Exercise requirements » Extract the passage from the blog posts that starts at "Life Change" and ends at "low picture frames.", copying it word for word.

Friday, December 20, 2013

Life Change

'It's the small things (that make us happy)' is a dumb saying.

If everyone gathered all the 'small' things in life that would make them happier, and did them, they would collectively be a big thing.

The stuff we say isn't a big deal is usually the stuff we deal with and look at on a daily basis. So if we make all that stuff better we improve our day to day lives.

There have been some pretty huge events going on in my life lately!

One: My picture frames are higher. Someone once pointed out they were too low. A claim I vigorously disputed only to later be convicted with the truth, and then no rest came to me until the pictures were raised. So now they are higher and I am happier each time I walk into my room and look at them. I walk into my room at least 20 different times a day, so I am at least 20 times happier than I was during the time of low picture frames.

Two: The Facebook app is off my phone.  I was addicted to Facebook. Half the time I checked it I didn't even want to. And there would be no good status updates so I'd put my phone away having learned absolutely nothing. I'd also be unreasonably annoyed with people who always have boring posts about their dinner and emotional condition. I now have way more free time and have started dozens of new hobbies.

FB free zone!

Three: I quit using flavored coffee creamer. Ok, yes, 'quit' is probably a strong word. I'll most likely have flavored creamer again. Actually, I did yesterday. Some of it, like the Almond Joy kind, is so good. But for the most part I'm all plain half and half and maybe just a pinch of sugar. I can taste the delight of actual coffee now without a creamer barrier clouding the experience.

Wednesday, November 27, 2013

Ode to the Farmer's Market

It can be hard to know if you belong in Minnesota. If you only sort of like biking, don't wear hiking sandals with dresses, and go to the co-op but don't care what's vegan, locally, sustainably or naturally grown.

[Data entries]
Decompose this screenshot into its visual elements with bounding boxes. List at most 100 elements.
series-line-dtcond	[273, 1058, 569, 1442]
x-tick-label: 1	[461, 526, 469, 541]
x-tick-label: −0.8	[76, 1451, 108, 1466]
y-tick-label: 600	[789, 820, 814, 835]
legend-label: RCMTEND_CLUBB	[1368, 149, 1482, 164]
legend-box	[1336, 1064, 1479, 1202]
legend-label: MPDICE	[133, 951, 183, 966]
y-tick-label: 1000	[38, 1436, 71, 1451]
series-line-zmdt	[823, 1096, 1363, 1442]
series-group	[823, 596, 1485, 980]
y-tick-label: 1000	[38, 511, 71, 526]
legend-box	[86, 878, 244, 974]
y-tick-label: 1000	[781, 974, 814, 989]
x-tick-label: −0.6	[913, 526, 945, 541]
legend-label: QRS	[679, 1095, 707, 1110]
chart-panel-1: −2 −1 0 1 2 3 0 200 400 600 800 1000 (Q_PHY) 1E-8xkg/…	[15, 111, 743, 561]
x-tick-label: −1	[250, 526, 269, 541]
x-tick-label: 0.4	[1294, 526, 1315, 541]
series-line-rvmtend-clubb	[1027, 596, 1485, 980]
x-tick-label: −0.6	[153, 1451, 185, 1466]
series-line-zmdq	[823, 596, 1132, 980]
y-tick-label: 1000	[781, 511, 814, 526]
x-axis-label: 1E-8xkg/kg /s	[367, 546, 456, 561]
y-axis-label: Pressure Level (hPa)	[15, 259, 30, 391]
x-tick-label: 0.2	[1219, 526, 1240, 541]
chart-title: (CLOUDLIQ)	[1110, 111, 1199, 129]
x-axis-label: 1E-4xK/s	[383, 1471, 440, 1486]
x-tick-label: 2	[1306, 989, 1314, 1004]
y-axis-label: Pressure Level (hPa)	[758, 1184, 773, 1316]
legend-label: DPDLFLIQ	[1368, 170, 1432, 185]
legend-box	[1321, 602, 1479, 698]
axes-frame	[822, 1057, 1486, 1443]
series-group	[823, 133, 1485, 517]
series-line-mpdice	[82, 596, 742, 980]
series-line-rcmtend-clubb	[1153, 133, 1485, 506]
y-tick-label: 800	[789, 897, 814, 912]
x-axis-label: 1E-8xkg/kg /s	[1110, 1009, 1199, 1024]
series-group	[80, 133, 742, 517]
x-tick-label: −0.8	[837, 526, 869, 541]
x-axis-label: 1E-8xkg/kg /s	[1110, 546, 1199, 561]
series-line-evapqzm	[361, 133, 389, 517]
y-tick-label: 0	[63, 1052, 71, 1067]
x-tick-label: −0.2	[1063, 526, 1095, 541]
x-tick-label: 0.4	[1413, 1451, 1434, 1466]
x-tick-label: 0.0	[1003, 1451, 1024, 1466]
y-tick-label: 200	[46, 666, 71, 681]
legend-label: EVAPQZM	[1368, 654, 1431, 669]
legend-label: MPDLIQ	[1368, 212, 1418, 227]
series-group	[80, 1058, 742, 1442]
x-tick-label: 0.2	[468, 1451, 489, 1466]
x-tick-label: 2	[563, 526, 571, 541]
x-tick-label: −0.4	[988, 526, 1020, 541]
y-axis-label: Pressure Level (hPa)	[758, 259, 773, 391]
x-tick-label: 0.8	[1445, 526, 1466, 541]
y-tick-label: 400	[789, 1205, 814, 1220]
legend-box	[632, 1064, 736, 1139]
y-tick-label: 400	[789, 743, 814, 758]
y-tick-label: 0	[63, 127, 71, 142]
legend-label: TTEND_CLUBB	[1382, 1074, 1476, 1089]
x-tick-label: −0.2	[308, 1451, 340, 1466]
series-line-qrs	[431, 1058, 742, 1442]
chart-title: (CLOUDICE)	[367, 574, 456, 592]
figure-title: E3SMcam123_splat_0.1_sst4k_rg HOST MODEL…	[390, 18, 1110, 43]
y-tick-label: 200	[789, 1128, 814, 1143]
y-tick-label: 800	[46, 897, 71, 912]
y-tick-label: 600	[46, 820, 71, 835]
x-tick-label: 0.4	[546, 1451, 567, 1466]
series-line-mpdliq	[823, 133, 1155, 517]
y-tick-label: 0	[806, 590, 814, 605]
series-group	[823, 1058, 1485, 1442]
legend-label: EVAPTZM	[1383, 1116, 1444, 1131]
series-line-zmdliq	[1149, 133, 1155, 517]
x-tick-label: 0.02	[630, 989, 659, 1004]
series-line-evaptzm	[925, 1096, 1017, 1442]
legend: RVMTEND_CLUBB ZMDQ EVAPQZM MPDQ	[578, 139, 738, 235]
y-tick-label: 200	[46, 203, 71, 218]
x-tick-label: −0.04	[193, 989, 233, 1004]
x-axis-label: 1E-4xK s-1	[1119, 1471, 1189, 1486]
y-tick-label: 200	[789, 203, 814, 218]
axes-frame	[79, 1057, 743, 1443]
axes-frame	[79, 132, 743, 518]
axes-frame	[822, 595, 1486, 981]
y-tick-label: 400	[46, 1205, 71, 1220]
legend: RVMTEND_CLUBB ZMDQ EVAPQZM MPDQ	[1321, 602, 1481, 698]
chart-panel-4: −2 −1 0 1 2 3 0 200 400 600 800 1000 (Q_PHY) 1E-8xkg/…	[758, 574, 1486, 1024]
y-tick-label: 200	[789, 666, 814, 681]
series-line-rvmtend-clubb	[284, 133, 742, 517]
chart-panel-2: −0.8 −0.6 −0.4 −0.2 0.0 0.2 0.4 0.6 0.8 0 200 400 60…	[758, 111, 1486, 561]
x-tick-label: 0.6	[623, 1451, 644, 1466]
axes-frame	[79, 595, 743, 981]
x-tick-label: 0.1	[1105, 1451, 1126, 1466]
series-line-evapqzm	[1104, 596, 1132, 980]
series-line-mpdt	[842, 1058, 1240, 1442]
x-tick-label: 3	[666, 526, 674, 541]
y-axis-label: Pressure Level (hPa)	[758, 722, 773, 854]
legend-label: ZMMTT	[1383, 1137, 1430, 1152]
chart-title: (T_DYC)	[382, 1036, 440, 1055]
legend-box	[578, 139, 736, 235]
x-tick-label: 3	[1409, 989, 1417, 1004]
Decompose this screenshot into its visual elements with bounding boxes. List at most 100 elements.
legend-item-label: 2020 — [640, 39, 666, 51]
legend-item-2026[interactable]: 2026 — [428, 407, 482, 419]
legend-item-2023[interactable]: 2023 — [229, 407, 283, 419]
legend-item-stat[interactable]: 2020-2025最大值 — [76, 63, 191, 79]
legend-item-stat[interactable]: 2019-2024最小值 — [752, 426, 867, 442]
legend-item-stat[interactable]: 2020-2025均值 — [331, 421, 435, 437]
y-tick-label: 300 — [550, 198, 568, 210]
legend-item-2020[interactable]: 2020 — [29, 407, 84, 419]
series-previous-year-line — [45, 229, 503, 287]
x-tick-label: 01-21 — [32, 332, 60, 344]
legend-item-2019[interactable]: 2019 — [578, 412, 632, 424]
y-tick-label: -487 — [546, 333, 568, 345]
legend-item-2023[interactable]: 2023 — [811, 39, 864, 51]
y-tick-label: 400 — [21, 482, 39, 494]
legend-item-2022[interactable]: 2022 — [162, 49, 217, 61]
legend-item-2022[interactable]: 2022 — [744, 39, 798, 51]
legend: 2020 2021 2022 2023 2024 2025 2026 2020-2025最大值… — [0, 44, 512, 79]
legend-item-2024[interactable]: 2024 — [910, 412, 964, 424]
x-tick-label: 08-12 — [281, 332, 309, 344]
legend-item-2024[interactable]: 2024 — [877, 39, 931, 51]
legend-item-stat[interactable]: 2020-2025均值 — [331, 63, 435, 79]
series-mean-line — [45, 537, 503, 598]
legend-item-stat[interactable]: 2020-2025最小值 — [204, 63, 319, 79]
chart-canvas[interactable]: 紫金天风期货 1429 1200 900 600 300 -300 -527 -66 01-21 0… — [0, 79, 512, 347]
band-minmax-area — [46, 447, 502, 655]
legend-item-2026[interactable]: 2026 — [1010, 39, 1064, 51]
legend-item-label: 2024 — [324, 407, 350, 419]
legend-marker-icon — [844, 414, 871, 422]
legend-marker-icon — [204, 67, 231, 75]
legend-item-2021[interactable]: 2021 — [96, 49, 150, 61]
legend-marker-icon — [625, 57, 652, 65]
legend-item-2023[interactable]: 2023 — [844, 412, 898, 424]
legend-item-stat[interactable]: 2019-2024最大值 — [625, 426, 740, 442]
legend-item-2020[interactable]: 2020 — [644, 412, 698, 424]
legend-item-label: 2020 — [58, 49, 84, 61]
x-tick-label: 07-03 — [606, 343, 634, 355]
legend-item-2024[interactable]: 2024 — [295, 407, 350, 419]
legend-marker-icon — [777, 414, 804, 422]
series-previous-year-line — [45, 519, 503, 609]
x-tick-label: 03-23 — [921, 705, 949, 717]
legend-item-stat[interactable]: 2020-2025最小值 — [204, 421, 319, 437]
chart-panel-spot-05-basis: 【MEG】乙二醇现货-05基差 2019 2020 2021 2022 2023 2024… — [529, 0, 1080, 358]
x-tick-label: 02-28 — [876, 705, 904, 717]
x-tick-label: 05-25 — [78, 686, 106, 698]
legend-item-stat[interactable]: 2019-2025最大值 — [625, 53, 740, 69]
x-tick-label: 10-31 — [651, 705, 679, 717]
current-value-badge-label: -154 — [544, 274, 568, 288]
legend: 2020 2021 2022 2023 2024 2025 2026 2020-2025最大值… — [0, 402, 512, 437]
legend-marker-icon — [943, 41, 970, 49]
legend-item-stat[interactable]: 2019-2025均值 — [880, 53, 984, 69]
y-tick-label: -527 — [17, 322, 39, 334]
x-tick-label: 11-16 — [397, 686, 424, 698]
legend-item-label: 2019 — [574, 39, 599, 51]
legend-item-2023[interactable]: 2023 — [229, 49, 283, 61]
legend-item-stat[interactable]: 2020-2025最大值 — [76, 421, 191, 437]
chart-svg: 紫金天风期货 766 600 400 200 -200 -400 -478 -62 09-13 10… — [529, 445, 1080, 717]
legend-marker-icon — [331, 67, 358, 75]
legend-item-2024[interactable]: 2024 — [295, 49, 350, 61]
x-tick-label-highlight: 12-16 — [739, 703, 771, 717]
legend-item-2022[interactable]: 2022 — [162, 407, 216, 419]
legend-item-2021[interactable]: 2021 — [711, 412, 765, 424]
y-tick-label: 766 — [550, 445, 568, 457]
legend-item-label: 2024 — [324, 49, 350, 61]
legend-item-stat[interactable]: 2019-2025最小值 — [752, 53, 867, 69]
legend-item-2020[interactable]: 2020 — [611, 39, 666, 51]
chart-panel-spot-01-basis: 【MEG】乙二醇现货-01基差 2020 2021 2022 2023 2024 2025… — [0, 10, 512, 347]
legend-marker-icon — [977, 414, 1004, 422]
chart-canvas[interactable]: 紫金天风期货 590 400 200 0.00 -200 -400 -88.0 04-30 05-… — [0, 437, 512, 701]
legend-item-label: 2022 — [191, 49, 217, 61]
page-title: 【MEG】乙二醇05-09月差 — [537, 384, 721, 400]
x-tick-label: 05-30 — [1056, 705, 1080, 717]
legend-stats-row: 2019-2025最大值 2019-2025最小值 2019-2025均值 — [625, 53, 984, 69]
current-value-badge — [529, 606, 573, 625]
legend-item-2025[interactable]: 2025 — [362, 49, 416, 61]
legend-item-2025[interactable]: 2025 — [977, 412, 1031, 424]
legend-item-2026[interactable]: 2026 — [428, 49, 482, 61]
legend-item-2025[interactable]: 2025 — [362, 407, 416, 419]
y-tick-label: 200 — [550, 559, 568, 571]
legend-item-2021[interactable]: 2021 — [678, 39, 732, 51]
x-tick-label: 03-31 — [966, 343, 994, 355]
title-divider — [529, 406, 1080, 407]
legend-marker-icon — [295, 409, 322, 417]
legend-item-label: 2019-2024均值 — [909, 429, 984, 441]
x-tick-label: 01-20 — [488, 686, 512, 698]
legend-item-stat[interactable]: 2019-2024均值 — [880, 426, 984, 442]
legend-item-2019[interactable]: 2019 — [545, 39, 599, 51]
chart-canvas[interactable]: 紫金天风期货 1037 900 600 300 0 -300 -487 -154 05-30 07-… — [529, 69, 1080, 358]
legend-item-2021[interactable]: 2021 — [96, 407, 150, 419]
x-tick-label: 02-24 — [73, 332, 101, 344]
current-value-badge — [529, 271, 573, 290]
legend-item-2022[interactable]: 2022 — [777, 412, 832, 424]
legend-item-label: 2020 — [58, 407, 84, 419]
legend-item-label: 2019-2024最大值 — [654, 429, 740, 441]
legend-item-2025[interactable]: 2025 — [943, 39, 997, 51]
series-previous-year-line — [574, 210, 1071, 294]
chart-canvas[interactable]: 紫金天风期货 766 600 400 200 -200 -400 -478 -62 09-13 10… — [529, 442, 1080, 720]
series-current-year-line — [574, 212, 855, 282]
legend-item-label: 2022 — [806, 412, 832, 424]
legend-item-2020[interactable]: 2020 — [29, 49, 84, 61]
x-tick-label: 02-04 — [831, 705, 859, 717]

Output below »
Life Change

'It's the small things (that make us happy)' is a dumb saying.

If everyone gathered all the 'small' things in life that would make them happier, and did them, they would collectively be a big thing.

The stuff we say isn't a big deal is usually the stuff we deal with and look at on a daily basis. So if we make all that stuff better we improve our day to day lives.

There have been some pretty huge events going on in my life lately!

One: My picture frames are higher. Someone once pointed out they were too low. A claim I vigorously disputed only to later be convicted with the truth, and then no rest came to me until the pictures were raised. So now they are higher and I am happier each time I walk into my room and look at them. I walk into my room at least 20 different times a day, so I am at least 20 times happier than I was during the time of low picture frames.